* **Your instructions**
In the records below, find each line with the word "Developer" and copy it.

(Records from a collection)
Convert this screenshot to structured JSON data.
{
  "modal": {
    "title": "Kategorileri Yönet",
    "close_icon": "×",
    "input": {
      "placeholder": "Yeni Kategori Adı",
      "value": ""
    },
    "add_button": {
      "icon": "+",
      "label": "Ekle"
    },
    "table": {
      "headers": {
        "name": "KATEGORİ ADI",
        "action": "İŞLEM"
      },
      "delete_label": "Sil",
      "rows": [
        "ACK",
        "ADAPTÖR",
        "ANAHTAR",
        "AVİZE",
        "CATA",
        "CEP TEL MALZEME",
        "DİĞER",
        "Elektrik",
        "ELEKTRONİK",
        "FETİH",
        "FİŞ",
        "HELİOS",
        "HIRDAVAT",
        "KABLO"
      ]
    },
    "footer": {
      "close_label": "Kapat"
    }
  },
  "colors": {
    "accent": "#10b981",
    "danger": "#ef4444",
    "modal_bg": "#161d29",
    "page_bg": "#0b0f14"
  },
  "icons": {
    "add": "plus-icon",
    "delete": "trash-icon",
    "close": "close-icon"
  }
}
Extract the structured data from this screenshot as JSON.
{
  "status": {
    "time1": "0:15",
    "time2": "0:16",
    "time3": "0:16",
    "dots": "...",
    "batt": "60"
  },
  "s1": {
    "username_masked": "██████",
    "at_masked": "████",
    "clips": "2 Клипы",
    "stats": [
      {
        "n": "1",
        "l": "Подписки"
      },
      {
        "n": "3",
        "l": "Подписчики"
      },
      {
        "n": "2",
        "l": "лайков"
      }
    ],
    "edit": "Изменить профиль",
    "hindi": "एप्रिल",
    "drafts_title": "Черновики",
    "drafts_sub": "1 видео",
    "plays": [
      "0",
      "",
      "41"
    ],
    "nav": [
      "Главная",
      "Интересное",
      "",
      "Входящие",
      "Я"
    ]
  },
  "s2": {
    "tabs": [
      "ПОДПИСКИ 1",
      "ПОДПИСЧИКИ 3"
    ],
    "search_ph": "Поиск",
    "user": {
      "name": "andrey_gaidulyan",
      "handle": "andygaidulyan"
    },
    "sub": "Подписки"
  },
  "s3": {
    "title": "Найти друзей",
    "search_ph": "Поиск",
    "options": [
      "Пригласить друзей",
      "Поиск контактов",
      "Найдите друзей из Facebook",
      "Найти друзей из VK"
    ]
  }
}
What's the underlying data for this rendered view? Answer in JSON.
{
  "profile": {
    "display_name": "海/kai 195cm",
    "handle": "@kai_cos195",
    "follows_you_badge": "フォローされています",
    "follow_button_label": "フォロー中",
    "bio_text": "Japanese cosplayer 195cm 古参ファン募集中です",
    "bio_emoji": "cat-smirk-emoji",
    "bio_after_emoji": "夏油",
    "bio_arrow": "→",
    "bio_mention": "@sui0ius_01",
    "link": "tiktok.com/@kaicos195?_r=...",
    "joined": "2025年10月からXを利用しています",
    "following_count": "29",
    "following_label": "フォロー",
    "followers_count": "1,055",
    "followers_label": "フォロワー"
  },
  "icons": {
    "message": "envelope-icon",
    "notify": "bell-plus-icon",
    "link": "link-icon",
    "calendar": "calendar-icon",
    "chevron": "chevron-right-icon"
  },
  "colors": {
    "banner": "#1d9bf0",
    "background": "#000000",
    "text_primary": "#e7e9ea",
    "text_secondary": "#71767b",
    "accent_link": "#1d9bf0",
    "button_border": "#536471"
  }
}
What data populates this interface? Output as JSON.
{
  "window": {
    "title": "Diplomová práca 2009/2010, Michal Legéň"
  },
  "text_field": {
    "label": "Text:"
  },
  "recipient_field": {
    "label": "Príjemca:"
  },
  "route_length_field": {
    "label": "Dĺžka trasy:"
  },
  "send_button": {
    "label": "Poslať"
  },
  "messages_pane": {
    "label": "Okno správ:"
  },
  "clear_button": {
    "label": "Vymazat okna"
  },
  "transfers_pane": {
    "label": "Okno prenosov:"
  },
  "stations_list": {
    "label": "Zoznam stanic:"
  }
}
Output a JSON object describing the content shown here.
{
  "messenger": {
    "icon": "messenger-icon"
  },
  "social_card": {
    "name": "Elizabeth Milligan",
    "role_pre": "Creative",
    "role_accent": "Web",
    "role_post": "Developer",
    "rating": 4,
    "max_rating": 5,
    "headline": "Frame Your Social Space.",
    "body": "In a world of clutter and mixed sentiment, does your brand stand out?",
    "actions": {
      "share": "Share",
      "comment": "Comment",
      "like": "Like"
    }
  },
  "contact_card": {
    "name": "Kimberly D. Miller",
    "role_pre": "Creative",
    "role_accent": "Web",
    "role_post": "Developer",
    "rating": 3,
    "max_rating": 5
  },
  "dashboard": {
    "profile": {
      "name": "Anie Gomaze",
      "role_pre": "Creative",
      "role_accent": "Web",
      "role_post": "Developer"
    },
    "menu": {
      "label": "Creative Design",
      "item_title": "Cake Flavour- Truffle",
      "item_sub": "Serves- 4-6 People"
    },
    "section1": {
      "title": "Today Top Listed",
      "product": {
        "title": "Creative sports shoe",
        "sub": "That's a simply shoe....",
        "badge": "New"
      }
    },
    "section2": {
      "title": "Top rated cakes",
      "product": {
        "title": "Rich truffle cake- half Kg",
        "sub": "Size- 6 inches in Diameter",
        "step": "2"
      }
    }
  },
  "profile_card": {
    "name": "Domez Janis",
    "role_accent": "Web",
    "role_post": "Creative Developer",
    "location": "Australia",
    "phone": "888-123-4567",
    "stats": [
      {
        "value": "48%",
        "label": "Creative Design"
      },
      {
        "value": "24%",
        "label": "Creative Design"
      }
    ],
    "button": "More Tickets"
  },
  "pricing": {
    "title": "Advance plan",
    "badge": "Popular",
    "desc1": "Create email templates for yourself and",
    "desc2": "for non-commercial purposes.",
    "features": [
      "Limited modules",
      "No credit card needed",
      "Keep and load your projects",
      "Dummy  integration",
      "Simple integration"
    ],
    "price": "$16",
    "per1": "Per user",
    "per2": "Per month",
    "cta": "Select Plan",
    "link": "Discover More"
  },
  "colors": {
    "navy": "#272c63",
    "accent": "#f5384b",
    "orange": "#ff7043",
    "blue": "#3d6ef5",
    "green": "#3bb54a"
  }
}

* **Answer for the task**
    "role_post": "Developer",
    "role_post": "Developer",
      "role_post": "Developer"
    "role_post": "Creative Developer",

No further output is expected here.